● **Set exercise**: Exact repetition is required: output every record in full.

Records about charts and figures:
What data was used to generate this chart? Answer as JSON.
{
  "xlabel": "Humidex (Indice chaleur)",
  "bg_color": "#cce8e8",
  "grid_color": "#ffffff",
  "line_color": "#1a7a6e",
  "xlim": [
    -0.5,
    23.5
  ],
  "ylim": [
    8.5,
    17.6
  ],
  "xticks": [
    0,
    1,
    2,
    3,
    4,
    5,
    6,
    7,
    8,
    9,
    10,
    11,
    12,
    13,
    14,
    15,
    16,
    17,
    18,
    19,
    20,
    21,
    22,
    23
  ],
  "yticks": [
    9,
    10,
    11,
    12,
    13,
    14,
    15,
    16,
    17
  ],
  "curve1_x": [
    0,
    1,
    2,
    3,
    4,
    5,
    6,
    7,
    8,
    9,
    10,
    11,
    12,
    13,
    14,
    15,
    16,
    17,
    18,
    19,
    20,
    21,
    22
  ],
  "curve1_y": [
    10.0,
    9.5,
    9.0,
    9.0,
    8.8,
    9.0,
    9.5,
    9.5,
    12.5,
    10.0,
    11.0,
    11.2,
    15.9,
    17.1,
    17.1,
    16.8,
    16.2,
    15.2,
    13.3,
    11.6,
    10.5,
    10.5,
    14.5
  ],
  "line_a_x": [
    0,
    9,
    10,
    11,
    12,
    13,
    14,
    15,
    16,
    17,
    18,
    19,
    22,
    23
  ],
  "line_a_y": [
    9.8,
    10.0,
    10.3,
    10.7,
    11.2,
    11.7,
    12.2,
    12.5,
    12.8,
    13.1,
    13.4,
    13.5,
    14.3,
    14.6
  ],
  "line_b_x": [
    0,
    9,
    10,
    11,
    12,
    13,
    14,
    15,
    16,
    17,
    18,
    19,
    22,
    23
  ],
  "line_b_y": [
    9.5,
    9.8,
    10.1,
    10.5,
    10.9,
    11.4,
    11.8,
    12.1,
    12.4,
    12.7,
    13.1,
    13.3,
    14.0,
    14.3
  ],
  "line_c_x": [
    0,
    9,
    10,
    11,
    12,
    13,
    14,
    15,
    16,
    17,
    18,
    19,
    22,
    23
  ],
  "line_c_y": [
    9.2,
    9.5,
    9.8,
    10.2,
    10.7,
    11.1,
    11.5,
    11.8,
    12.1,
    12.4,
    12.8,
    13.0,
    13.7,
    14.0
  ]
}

● **Right answer**:
What data was used to generate this chart? Answer as JSON.
{
  "xlabel": "Humidex (Indice chaleur)",
  "bg_color": "#cce8e8",
  "grid_color": "#ffffff",
  "line_color": "#1a7a6e",
  "xlim": [
    -0.5,
    23.5
  ],
  "ylim": [
    8.5,
    17.6
  ],
  "xticks": [
    0,
    1,
    2,
    3,
    4,
    5,
    6,
    7,
    8,
    9,
    10,
    11,
    12,
    13,
    14,
    15,
    16,
    17,
    18,
    19,
    20,
    21,
    22,
    23
  ],
  "yticks": [
    9,
    10,
    11,
    12,
    13,
    14,
    15,
    16,
    17
  ],
  "curve1_x": [
    0,
    1,
    2,
    3,
    4,
    5,
    6,
    7,
    8,
    9,
    10,
    11,
    12,
    13,
    14,
    15,
    16,
    17,
    18,
    19,
    20,
    21,
    22
  ],
  "curve1_y": [
    10.0,
    9.5,
    9.0,
    9.0,
    8.8,
    9.0,
    9.5,
    9.5,
    12.5,
    10.0,
    11.0,
    11.2,
    15.9,
    17.1,
    17.1,
    16.8,
    16.2,
    15.2,
    13.3,
    11.6,
    10.5,
    10.5,
    14.5
  ],
  "line_a_x": [
    0,
    9,
    10,
    11,
    12,
    13,
    14,
    15,
    16,
    17,
    18,
    19,
    22,
    23
  ],
  "line_a_y": [
    9.8,
    10.0,
    10.3,
    10.7,
    11.2,
    11.7,
    12.2,
    12.5,
    12.8,
    13.1,
    13.4,
    13.5,
    14.3,
    14.6
  ],
  "line_b_x": [
    0,
    9,
    10,
    11,
    12,
    13,
    14,
    15,
    16,
    17,
    18,
    19,
    22,
    23
  ],
  "line_b_y": [
    9.5,
    9.8,
    10.1,
    10.5,
    10.9,
    11.4,
    11.8,
    12.1,
    12.4,
    12.7,
    13.1,
    13.3,
    14.0,
    14.3
  ],
  "line_c_x": [
    0,
    9,
    10,
    11,
    12,
    13,
    14,
    15,
    16,
    17,
    18,
    19,
    22,
    23
  ],
  "line_c_y": [
    9.2,
    9.5,
    9.8,
    10.2,
    10.7,
    11.1,
    11.5,
    11.8,
    12.1,
    12.4,
    12.8,
    13.0,
    13.7,
    14.0
  ]
}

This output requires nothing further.